++++ Dataset records ++++

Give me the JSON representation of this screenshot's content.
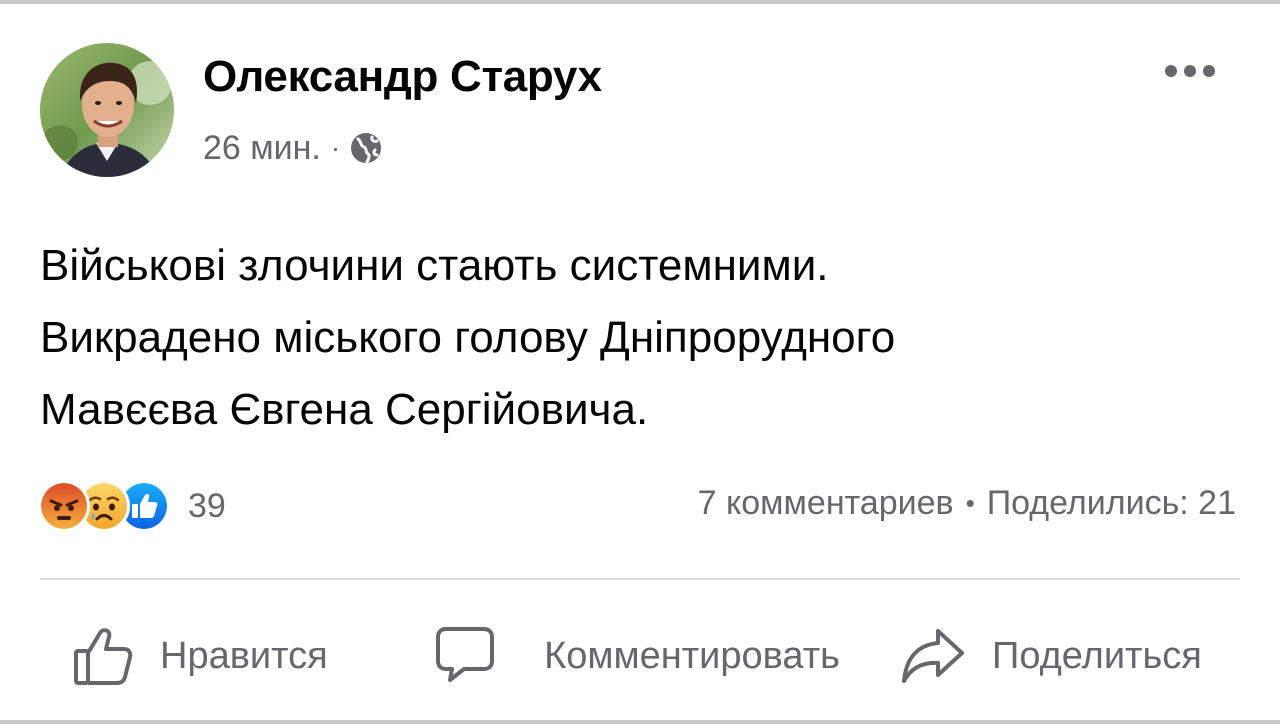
{
  "post": {
    "author_name": "Олександр Старух",
    "time": "26 мин.",
    "separator": "·",
    "audience_icon": "globe-icon",
    "text_lines": [
      "Військові злочини стають системними.",
      "Викрадено міського голову Дніпрорудного",
      "Мавєєва Євгена Сергійовича."
    ]
  },
  "reactions": {
    "icons": [
      "angry-reaction-icon",
      "sad-reaction-icon",
      "like-reaction-icon"
    ],
    "count": "39",
    "comments": "7 комментариев",
    "separator": "•",
    "shares": "Поделились: 21"
  },
  "actions": {
    "like_label": "Нравится",
    "comment_label": "Комментировать",
    "share_label": "Поделиться"
  },
  "colors": {
    "text_primary": "#050505",
    "text_secondary": "#65676b",
    "like_blue": "#1877f2",
    "angry_orange": "#e9710f",
    "sad_yellow": "#f7b125",
    "divider": "#dadde1"
  }
}
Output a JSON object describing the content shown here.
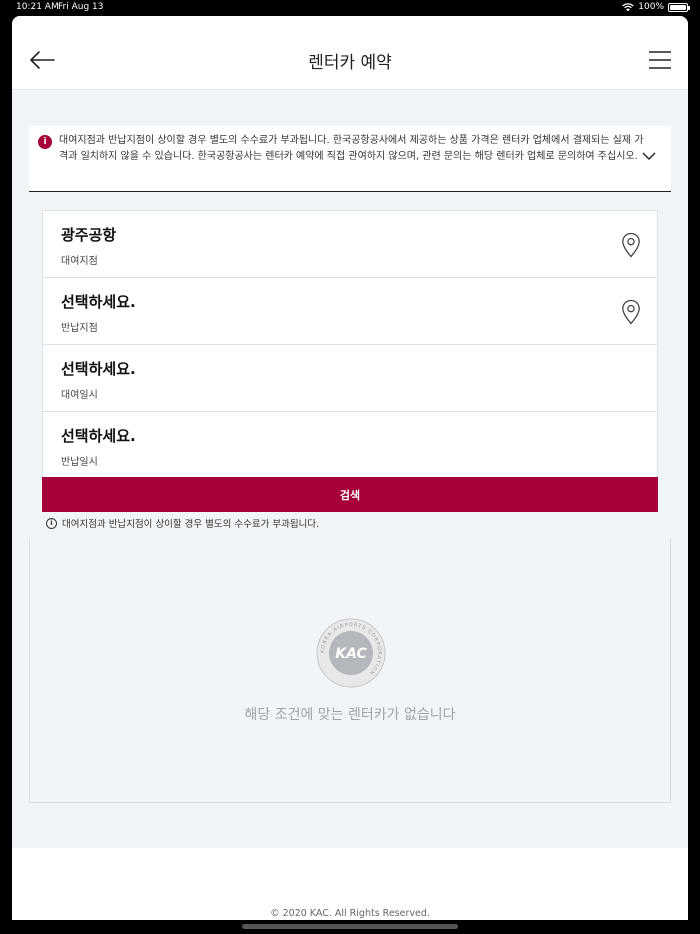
{
  "status_bar": {
    "time": "10:21 AM",
    "date": "Fri Aug 13",
    "battery": "100%",
    "wifi_icon": "wifi-icon",
    "battery_icon": "battery-icon"
  },
  "header": {
    "title": "렌터카 예약",
    "back_icon": "arrow-left-icon",
    "menu_icon": "hamburger-menu-icon"
  },
  "notice": {
    "icon": "info-icon",
    "text": "대여지점과 반납지점이 상이할 경우 별도의 수수료가 부과됩니다. 한국공항공사에서 제공하는 상품 가격은 렌터카 업체에서 결제되는 실제 가격과 일치하지 않을 수 있습니다. 한국공항공사는 렌터카 예약에 직접 관여하지 않으며, 관련 문의는 해당 렌터카 업체로 문의하여 주십시오.",
    "expand_icon": "chevron-down-icon"
  },
  "form": {
    "fields": [
      {
        "value": "광주공항",
        "label": "대여지점",
        "icon": "location-pin-icon"
      },
      {
        "value": "선택하세요.",
        "label": "반납지점",
        "icon": "location-pin-icon"
      },
      {
        "value": "선택하세요.",
        "label": "대여일시"
      },
      {
        "value": "선택하세요.",
        "label": "반납일시"
      }
    ],
    "search_label": "검색"
  },
  "hint": {
    "icon": "info-circle-icon",
    "text": "대여지점과 반납지점이 상이할 경우 별도의 수수료가 부과됩니다."
  },
  "results": {
    "logo_text": "KAC",
    "logo_ring_text": "KOREA AIRPORTS CORPORATION",
    "empty_message": "해당 조건에 맞는 렌터카가 없습니다"
  },
  "footer": {
    "copyright": "© 2020 KAC. All Rights Reserved."
  },
  "colors": {
    "accent": "#a6003a",
    "background": "#f2f5f8"
  }
}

++++

| Exercise aim |
Images should not appear in the copy; retype the listing above exactly.

| Exercise output |
Give me the JSON representation of this screenshot's content.
{
  "post": {
    "author_name": "Олександр Старух",
    "time": "26 мин.",
    "separator": "·",
    "audience_icon": "globe-icon",
    "text_lines": [
      "Військові злочини стають системними.",
      "Викрадено міського голову Дніпрорудного",
      "Мавєєва Євгена Сергійовича."
    ]
  },
  "reactions": {
    "icons": [
      "angry-reaction-icon",
      "sad-reaction-icon",
      "like-reaction-icon"
    ],
    "count": "39",
    "comments": "7 комментариев",
    "separator": "•",
    "shares": "Поделились: 21"
  },
  "actions": {
    "like_label": "Нравится",
    "comment_label": "Комментировать",
    "share_label": "Поделиться"
  },
  "colors": {
    "text_primary": "#050505",
    "text_secondary": "#65676b",
    "like_blue": "#1877f2",
    "angry_orange": "#e9710f",
    "sad_yellow": "#f7b125",
    "divider": "#dadde1"
  }
}
Output a JSON object describing the content shown here.
{
  "status_bar": {
    "time": "10:21 AM",
    "date": "Fri Aug 13",
    "battery": "100%",
    "wifi_icon": "wifi-icon",
    "battery_icon": "battery-icon"
  },
  "header": {
    "title": "렌터카 예약",
    "back_icon": "arrow-left-icon",
    "menu_icon": "hamburger-menu-icon"
  },
  "notice": {
    "icon": "info-icon",
    "text": "대여지점과 반납지점이 상이할 경우 별도의 수수료가 부과됩니다. 한국공항공사에서 제공하는 상품 가격은 렌터카 업체에서 결제되는 실제 가격과 일치하지 않을 수 있습니다. 한국공항공사는 렌터카 예약에 직접 관여하지 않으며, 관련 문의는 해당 렌터카 업체로 문의하여 주십시오.",
    "expand_icon": "chevron-down-icon"
  },
  "form": {
    "fields": [
      {
        "value": "광주공항",
        "label": "대여지점",
        "icon": "location-pin-icon"
      },
      {
        "value": "선택하세요.",
        "label": "반납지점",
        "icon": "location-pin-icon"
      },
      {
        "value": "선택하세요.",
        "label": "대여일시"
      },
      {
        "value": "선택하세요.",
        "label": "반납일시"
      }
    ],
    "search_label": "검색"
  },
  "hint": {
    "icon": "info-circle-icon",
    "text": "대여지점과 반납지점이 상이할 경우 별도의 수수료가 부과됩니다."
  },
  "results": {
    "logo_text": "KAC",
    "logo_ring_text": "KOREA AIRPORTS CORPORATION",
    "empty_message": "해당 조건에 맞는 렌터카가 없습니다"
  },
  "footer": {
    "copyright": "© 2020 KAC. All Rights Reserved."
  },
  "colors": {
    "accent": "#a6003a",
    "background": "#f2f5f8"
  }
}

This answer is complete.